WHAT IS ASKED
Repeat the entries below exactly as they appear, with no pictures.
►
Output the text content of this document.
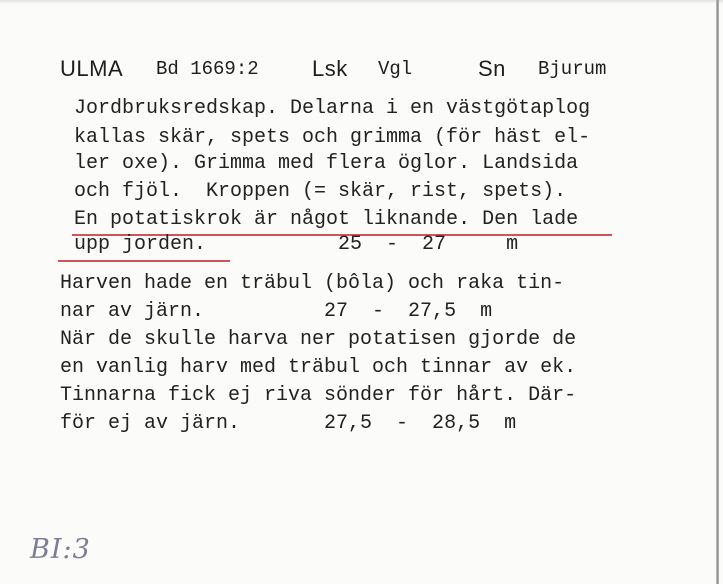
ULMA Bd 1669:2 Lsk Vgl	Sn Bjurum
Jordbruksredskap. Delarna i en västgötaplog
kallas skär, spets och grimma (för häst el-
ler oxe). Grimma med flera öglor. Landsida
och fjöl.  Kroppen (= skär, rist, spets).
En potatiskrok är något liknande. Den lade
upp jorden.           25  -  27     m
Harven hade en träbul (bôla) och raka tin-
nar av järn.          27  -  27,5  m
När de skulle harva ner potatisen gjorde de
en vanlig harv med träbul och tinnar av ek.
Tinnarna fick ej riva sönder för hårt. Där-
för ej av järn.       27,5  -  28,5  m
BI:3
◄
THE REPLY
Output the text content of this document.
ULMA Bd 1669:2 Lsk Vgl	Sn Bjurum
Jordbruksredskap. Delarna i en västgötaplog
kallas skär, spets och grimma (för häst el-
ler oxe). Grimma med flera öglor. Landsida
och fjöl.  Kroppen (= skär, rist, spets).
En potatiskrok är något liknande. Den lade
upp jorden.           25  -  27     m
Harven hade en träbul (bôla) och raka tin-
nar av järn.          27  -  27,5  m
När de skulle harva ner potatisen gjorde de
en vanlig harv med träbul och tinnar av ek.
Tinnarna fick ej riva sönder för hårt. Där-
för ej av järn.       27,5  -  28,5  m
BI:3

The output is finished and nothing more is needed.